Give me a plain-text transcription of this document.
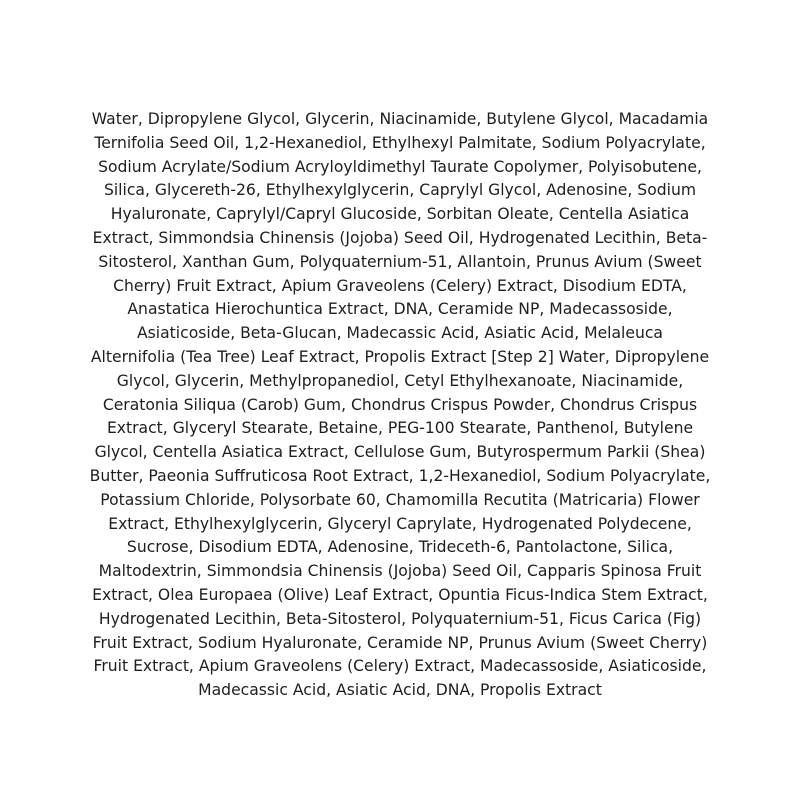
Water, Dipropylene Glycol, Glycerin, Niacinamide, Butylene Glycol, Macadamia
Ternifolia Seed Oil, 1,2-Hexanediol, Ethylhexyl Palmitate, Sodium Polyacrylate,
Sodium Acrylate/Sodium Acryloyldimethyl Taurate Copolymer, Polyisobutene,
Silica, Glycereth-26, Ethylhexylglycerin, Caprylyl Glycol, Adenosine, Sodium
Hyaluronate, Caprylyl/Capryl Glucoside, Sorbitan Oleate, Centella Asiatica
Extract, Simmondsia Chinensis (Jojoba) Seed Oil, Hydrogenated Lecithin, Beta-
Sitosterol, Xanthan Gum, Polyquaternium-51, Allantoin, Prunus Avium (Sweet
Cherry) Fruit Extract, Apium Graveolens (Celery) Extract, Disodium EDTA,
Anastatica Hierochuntica Extract, DNA, Ceramide NP, Madecassoside,
Asiaticoside, Beta-Glucan, Madecassic Acid, Asiatic Acid, Melaleuca
Alternifolia (Tea Tree) Leaf Extract, Propolis Extract [Step 2] Water, Dipropylene
Glycol, Glycerin, Methylpropanediol, Cetyl Ethylhexanoate, Niacinamide,
Ceratonia Siliqua (Carob) Gum, Chondrus Crispus Powder, Chondrus Crispus
Extract, Glyceryl Stearate, Betaine, PEG-100 Stearate, Panthenol, Butylene
Glycol, Centella Asiatica Extract, Cellulose Gum, Butyrospermum Parkii (Shea)
Butter, Paeonia Suffruticosa Root Extract, 1,2-Hexanediol, Sodium Polyacrylate,
Potassium Chloride, Polysorbate 60, Chamomilla Recutita (Matricaria) Flower
Extract, Ethylhexylglycerin, Glyceryl Caprylate, Hydrogenated Polydecene,
Sucrose, Disodium EDTA, Adenosine, Trideceth-6, Pantolactone, Silica,
Maltodextrin, Simmondsia Chinensis (Jojoba) Seed Oil, Capparis Spinosa Fruit
Extract, Olea Europaea (Olive) Leaf Extract, Opuntia Ficus-Indica Stem Extract,
Hydrogenated Lecithin, Beta-Sitosterol, Polyquaternium-51, Ficus Carica (Fig)
Fruit Extract, Sodium Hyaluronate, Ceramide NP, Prunus Avium (Sweet Cherry)
Fruit Extract, Apium Graveolens (Celery) Extract, Madecassoside, Asiaticoside,
Madecassic Acid, Asiatic Acid, DNA, Propolis Extract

————

Your answer should be a single number: the count of lines in these records that hold the string "Acid".

2